### AIM
Print every line of the listing exactly, please.

### MATERIAL FOR THIS TASK

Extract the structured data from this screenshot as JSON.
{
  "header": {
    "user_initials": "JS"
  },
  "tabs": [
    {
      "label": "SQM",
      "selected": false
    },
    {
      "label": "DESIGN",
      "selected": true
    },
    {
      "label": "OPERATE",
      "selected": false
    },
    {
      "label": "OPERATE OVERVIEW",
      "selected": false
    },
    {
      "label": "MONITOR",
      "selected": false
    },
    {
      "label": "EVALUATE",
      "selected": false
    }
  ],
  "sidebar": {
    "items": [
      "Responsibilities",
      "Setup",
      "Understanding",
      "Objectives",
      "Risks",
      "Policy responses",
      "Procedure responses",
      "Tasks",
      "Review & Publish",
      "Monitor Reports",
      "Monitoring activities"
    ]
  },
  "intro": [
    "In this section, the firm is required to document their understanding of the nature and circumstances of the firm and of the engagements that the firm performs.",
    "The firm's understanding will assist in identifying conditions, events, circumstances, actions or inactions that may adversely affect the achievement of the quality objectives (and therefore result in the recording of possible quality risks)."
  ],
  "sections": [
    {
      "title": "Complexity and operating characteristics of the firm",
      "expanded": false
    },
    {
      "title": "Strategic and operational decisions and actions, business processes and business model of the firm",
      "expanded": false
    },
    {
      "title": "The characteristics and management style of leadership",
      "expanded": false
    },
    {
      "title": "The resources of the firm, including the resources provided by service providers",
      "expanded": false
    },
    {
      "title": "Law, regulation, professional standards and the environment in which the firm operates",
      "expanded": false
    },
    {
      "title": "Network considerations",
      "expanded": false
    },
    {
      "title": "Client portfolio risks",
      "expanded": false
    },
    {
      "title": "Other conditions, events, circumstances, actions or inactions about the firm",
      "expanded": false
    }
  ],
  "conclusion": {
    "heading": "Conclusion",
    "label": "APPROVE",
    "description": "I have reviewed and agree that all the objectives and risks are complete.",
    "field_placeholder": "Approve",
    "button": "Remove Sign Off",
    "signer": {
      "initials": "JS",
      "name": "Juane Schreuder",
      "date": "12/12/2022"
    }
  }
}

### FINISHED EXERCISE
Extract the structured data from this screenshot as JSON.
{
  "header": {
    "user_initials": "JS"
  },
  "tabs": [
    {
      "label": "SQM",
      "selected": false
    },
    {
      "label": "DESIGN",
      "selected": true
    },
    {
      "label": "OPERATE",
      "selected": false
    },
    {
      "label": "OPERATE OVERVIEW",
      "selected": false
    },
    {
      "label": "MONITOR",
      "selected": false
    },
    {
      "label": "EVALUATE",
      "selected": false
    }
  ],
  "sidebar": {
    "items": [
      "Responsibilities",
      "Setup",
      "Understanding",
      "Objectives",
      "Risks",
      "Policy responses",
      "Procedure responses",
      "Tasks",
      "Review & Publish",
      "Monitor Reports",
      "Monitoring activities"
    ]
  },
  "intro": [
    "In this section, the firm is required to document their understanding of the nature and circumstances of the firm and of the engagements that the firm performs.",
    "The firm's understanding will assist in identifying conditions, events, circumstances, actions or inactions that may adversely affect the achievement of the quality objectives (and therefore result in the recording of possible quality risks)."
  ],
  "sections": [
    {
      "title": "Complexity and operating characteristics of the firm",
      "expanded": false
    },
    {
      "title": "Strategic and operational decisions and actions, business processes and business model of the firm",
      "expanded": false
    },
    {
      "title": "The characteristics and management style of leadership",
      "expanded": false
    },
    {
      "title": "The resources of the firm, including the resources provided by service providers",
      "expanded": false
    },
    {
      "title": "Law, regulation, professional standards and the environment in which the firm operates",
      "expanded": false
    },
    {
      "title": "Network considerations",
      "expanded": false
    },
    {
      "title": "Client portfolio risks",
      "expanded": false
    },
    {
      "title": "Other conditions, events, circumstances, actions or inactions about the firm",
      "expanded": false
    }
  ],
  "conclusion": {
    "heading": "Conclusion",
    "label": "APPROVE",
    "description": "I have reviewed and agree that all the objectives and risks are complete.",
    "field_placeholder": "Approve",
    "button": "Remove Sign Off",
    "signer": {
      "initials": "JS",
      "name": "Juane Schreuder",
      "date": "12/12/2022"
    }
  }
}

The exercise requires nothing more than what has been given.